Dataset records:
◆ ◆ ◆ ◆

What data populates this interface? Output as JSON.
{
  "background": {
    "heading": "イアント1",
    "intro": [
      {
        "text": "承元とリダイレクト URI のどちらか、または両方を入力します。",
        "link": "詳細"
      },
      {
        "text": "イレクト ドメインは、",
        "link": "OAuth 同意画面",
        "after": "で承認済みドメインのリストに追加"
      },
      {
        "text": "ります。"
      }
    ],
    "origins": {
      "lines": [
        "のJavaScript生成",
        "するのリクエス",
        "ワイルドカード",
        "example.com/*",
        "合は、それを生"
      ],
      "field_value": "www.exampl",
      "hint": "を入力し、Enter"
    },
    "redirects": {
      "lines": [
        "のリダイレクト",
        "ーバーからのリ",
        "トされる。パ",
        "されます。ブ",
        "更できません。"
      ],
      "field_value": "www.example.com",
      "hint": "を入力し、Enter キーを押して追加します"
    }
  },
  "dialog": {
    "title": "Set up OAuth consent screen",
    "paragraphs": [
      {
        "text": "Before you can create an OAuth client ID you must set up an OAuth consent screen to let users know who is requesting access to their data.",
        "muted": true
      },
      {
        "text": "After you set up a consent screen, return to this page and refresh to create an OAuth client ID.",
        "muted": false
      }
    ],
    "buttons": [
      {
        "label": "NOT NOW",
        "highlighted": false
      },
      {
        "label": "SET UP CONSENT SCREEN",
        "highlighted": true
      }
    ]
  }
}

◆ ◆ ◆ ◆

- [TASK]
Your task is to output all of the data above word for word.

- [ANSWER IN FULL]
What data populates this interface? Output as JSON.
{
  "background": {
    "heading": "イアント1",
    "intro": [
      {
        "text": "承元とリダイレクト URI のどちらか、または両方を入力します。",
        "link": "詳細"
      },
      {
        "text": "イレクト ドメインは、",
        "link": "OAuth 同意画面",
        "after": "で承認済みドメインのリストに追加"
      },
      {
        "text": "ります。"
      }
    ],
    "origins": {
      "lines": [
        "のJavaScript生成",
        "するのリクエス",
        "ワイルドカード",
        "example.com/*",
        "合は、それを生"
      ],
      "field_value": "www.exampl",
      "hint": "を入力し、Enter"
    },
    "redirects": {
      "lines": [
        "のリダイレクト",
        "ーバーからのリ",
        "トされる。パ",
        "されます。ブ",
        "更できません。"
      ],
      "field_value": "www.example.com",
      "hint": "を入力し、Enter キーを押して追加します"
    }
  },
  "dialog": {
    "title": "Set up OAuth consent screen",
    "paragraphs": [
      {
        "text": "Before you can create an OAuth client ID you must set up an OAuth consent screen to let users know who is requesting access to their data.",
        "muted": true
      },
      {
        "text": "After you set up a consent screen, return to this page and refresh to create an OAuth client ID.",
        "muted": false
      }
    ],
    "buttons": [
      {
        "label": "NOT NOW",
        "highlighted": false
      },
      {
        "label": "SET UP CONSENT SCREEN",
        "highlighted": true
      }
    ]
  }
}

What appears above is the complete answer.